— start —
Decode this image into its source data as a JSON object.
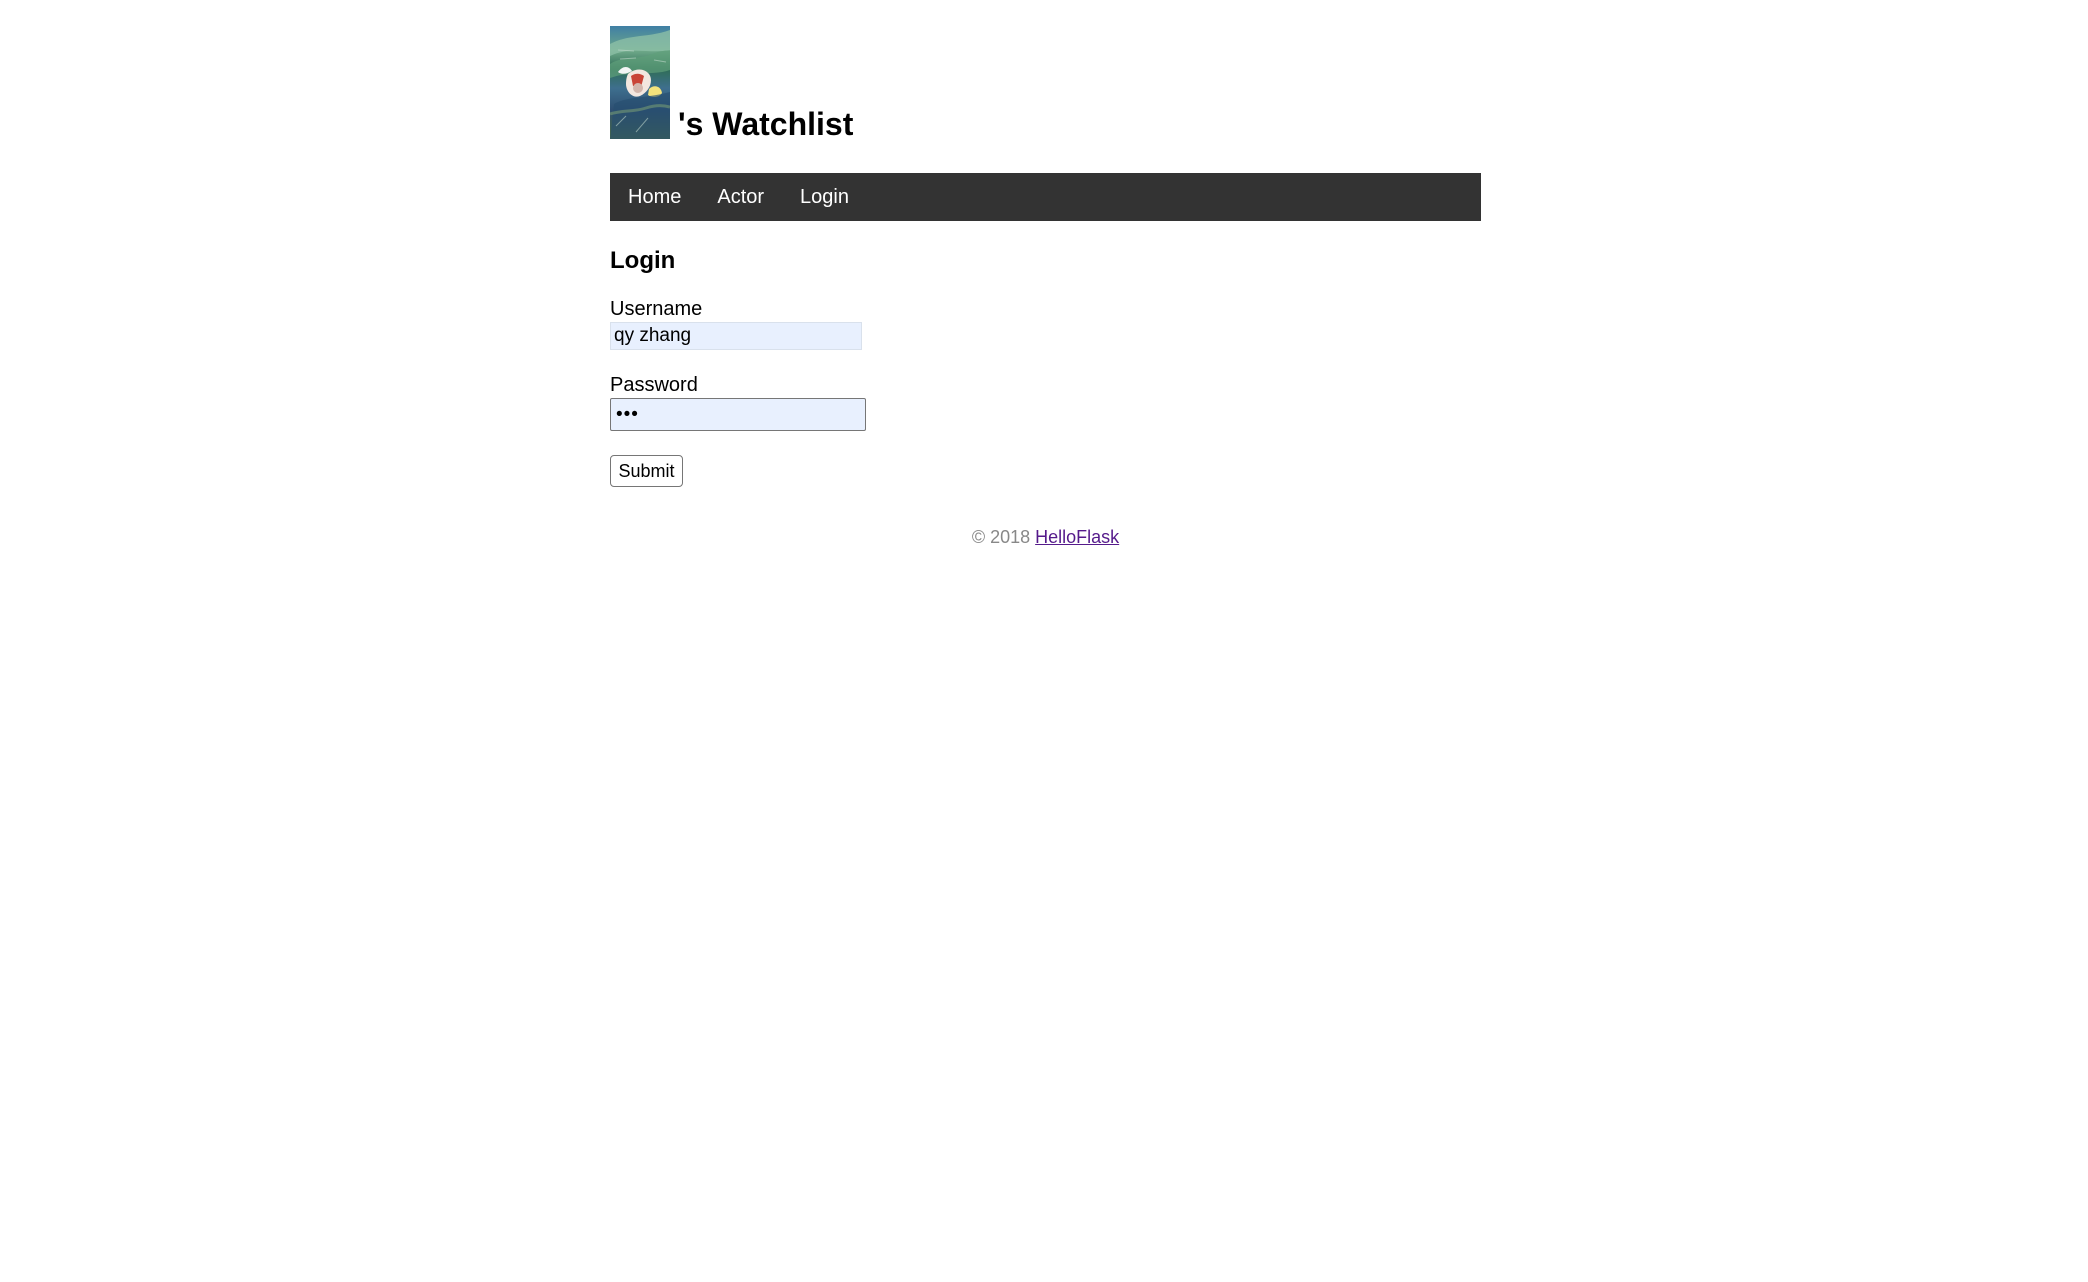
{
  "header": {
    "title": "'s Watchlist",
    "avatar_icon": "avatar-image"
  },
  "nav": {
    "items": [
      {
        "label": "Home"
      },
      {
        "label": "Actor"
      },
      {
        "label": "Login"
      }
    ],
    "background": "#333333",
    "text_color": "#ffffff"
  },
  "main": {
    "title": "Login",
    "username": {
      "label": "Username",
      "value": "qy zhang"
    },
    "password": {
      "label": "Password",
      "value": "•••"
    },
    "submit_label": "Submit"
  },
  "footer": {
    "copyright": "© 2018",
    "link_text": "HelloFlask"
  },
  "colors": {
    "input_autofill_background": "#e8f0fe",
    "footer_text": "#888888",
    "link_visited": "#551a8b"
  }
}
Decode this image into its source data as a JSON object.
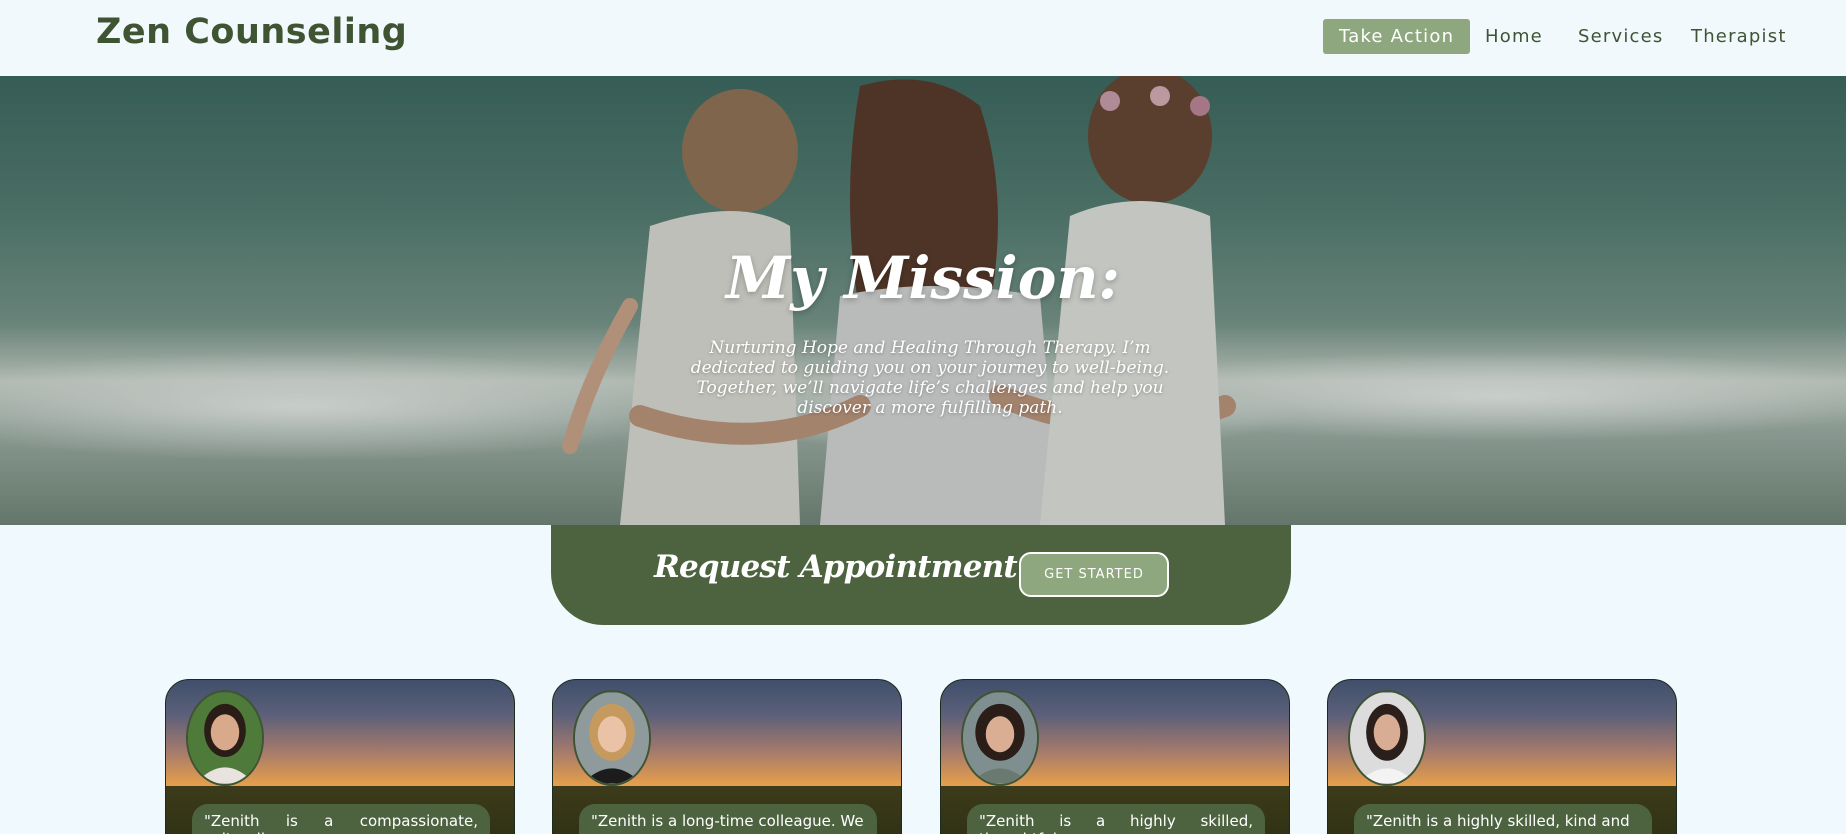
{
  "header": {
    "brand": "Zen Counseling",
    "nav": [
      {
        "label": "Take Action",
        "cta": true
      },
      {
        "label": "Home"
      },
      {
        "label": "Services"
      },
      {
        "label": "Therapist"
      }
    ]
  },
  "hero": {
    "title": "My Mission:",
    "text": "Nurturing Hope and Healing Through Therapy. I’m dedicated to guiding you on your journey to well-being. Together, we’ll navigate life’s challenges and help you discover a more fulfilling path."
  },
  "appointment": {
    "title": "Request Appointment today",
    "button": "GET STARTED"
  },
  "testimonials": [
    {
      "quote": "\"Zenith is a compassionate, culturally"
    },
    {
      "quote": "\"Zenith is a long-time colleague. We"
    },
    {
      "quote": "\"Zenith is a highly skilled, thoughtful,"
    },
    {
      "quote": "\"Zenith is a highly skilled, kind and"
    }
  ],
  "colors": {
    "background": "#f0f9fd",
    "brand_green": "#3e5433",
    "accent_green": "#8fa77f",
    "band_green": "#4d6340"
  }
}
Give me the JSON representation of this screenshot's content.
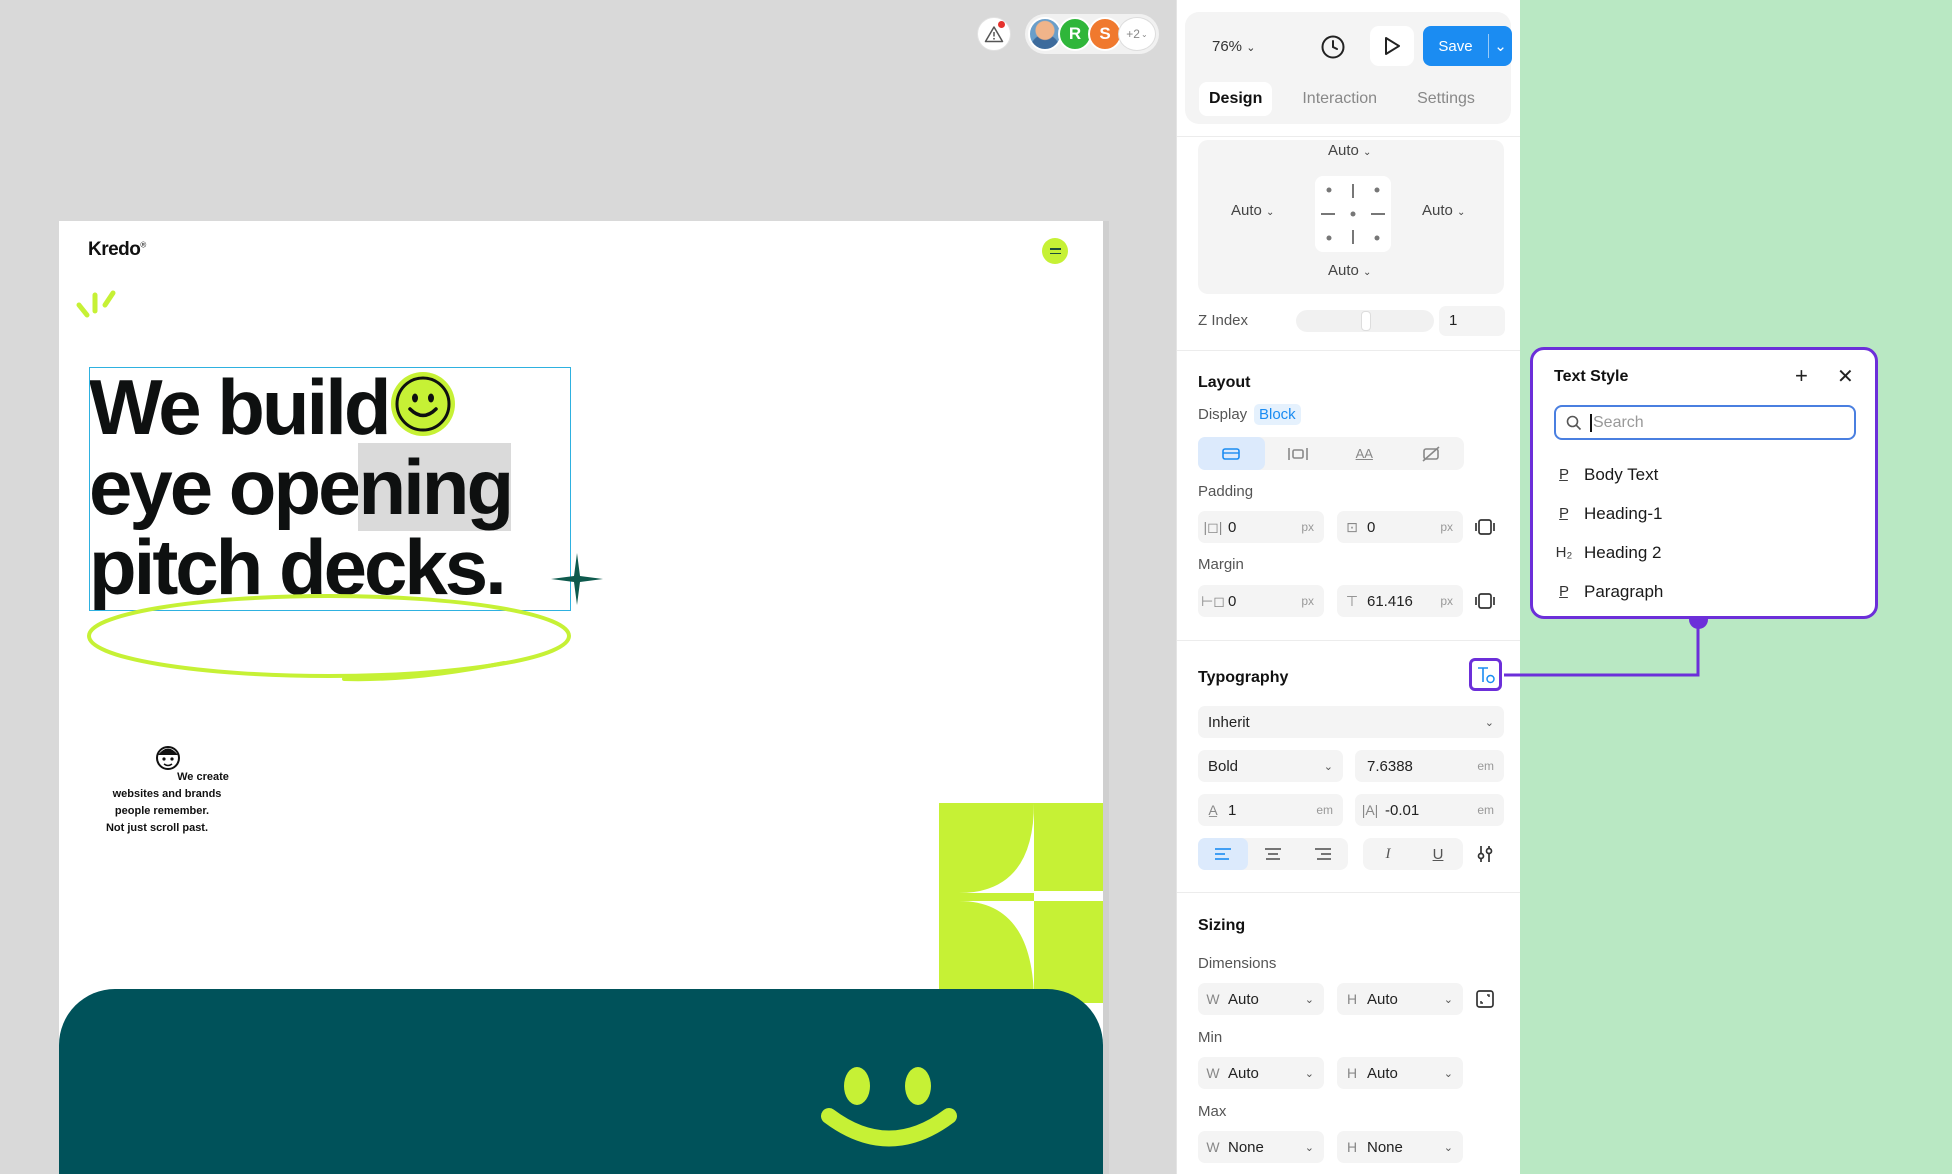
{
  "canvas": {
    "collaborators": {
      "avatar_r": "R",
      "avatar_s": "S",
      "more_count": "+2"
    },
    "artboard": {
      "logo": "Kredo",
      "logo_mark": "®",
      "headline": [
        "We build",
        "eye ope",
        "ning",
        "pitch decks."
      ],
      "tagline_lines": [
        "We create",
        "websites and brands",
        "people remember.",
        "Not just scroll past."
      ],
      "colors": {
        "accent_lime": "#c6f135",
        "band_teal": "#00525a",
        "selection": "#2eb1e0"
      }
    }
  },
  "panel": {
    "zoom": "76%",
    "save_label": "Save",
    "tabs": [
      "Design",
      "Interaction",
      "Settings"
    ],
    "position": {
      "top": "Auto",
      "left": "Auto",
      "right": "Auto",
      "bottom": "Auto"
    },
    "z_index_label": "Z Index",
    "z_index_value": "1",
    "layout": {
      "title": "Layout",
      "display_label": "Display",
      "display_value": "Block",
      "padding_label": "Padding",
      "padding_x": "0",
      "padding_y": "0",
      "margin_label": "Margin",
      "margin_x": "0",
      "margin_y": "61.416",
      "unit_px": "px"
    },
    "typography": {
      "title": "Typography",
      "font_family": "Inherit",
      "font_weight": "Bold",
      "font_size": "7.6388",
      "line_height": "1",
      "letter_spacing": "-0.01",
      "unit_em": "em"
    },
    "sizing": {
      "title": "Sizing",
      "dimensions_label": "Dimensions",
      "min_label": "Min",
      "max_label": "Max",
      "w": "W",
      "h": "H",
      "dim_w": "Auto",
      "dim_h": "Auto",
      "min_w": "Auto",
      "min_h": "Auto",
      "max_w": "None",
      "max_h": "None"
    },
    "colors": {
      "primary_blue": "#1b8cf2",
      "highlight_purple": "#6c2fd9"
    }
  },
  "text_style_popover": {
    "title": "Text Style",
    "search_placeholder": "Search",
    "items": [
      {
        "icon": "paragraph-style-icon",
        "glyph": "P̲",
        "label": "Body Text"
      },
      {
        "icon": "paragraph-style-icon",
        "glyph": "P̲",
        "label": "Heading-1"
      },
      {
        "icon": "heading-2-icon",
        "glyph": "H₂",
        "label": "Heading 2"
      },
      {
        "icon": "paragraph-style-icon",
        "glyph": "P̲",
        "label": "Paragraph"
      }
    ]
  }
}
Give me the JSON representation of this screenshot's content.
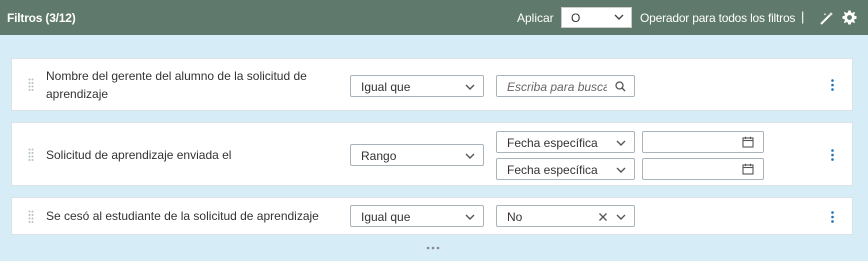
{
  "header": {
    "title": "Filtros (3/12)",
    "apply_label": "Aplicar",
    "operator_value": "O",
    "operator_description": "Operador para todos los filtros",
    "separator": "|"
  },
  "filters": [
    {
      "label_line1": "Nombre del gerente del alumno de la solicitud de",
      "label_line2": "aprendizaje",
      "operator": "Igual que",
      "search_placeholder": "Escriba para buscar"
    },
    {
      "label": "Solicitud de aprendizaje enviada el",
      "operator": "Rango",
      "date_from_type": "Fecha específica",
      "date_to_type": "Fecha específica",
      "date_from_value": "",
      "date_to_value": ""
    },
    {
      "label": "Se cesó al estudiante de la solicitud de aprendizaje",
      "operator": "Igual que",
      "value": "No"
    }
  ],
  "icons": {
    "chevron": "chevron-down-icon",
    "search": "search-icon",
    "calendar": "calendar-icon",
    "clear": "close-icon",
    "menu": "kebab-menu-icon",
    "drag": "drag-handle-icon",
    "settings": "gear-icon",
    "wand": "magic-wand-icon",
    "more": "more-horizontal-icon"
  },
  "colors": {
    "header_bg": "#5f7a6c",
    "page_bg": "#d6ecf7",
    "accent_blue": "#1a6fb5"
  }
}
— end —
> EXERCISE INSTRUCTIONS
Across the material above, how many lines include the string "Zenith"? Only the number is wanted.

> TASK RESPONSE
4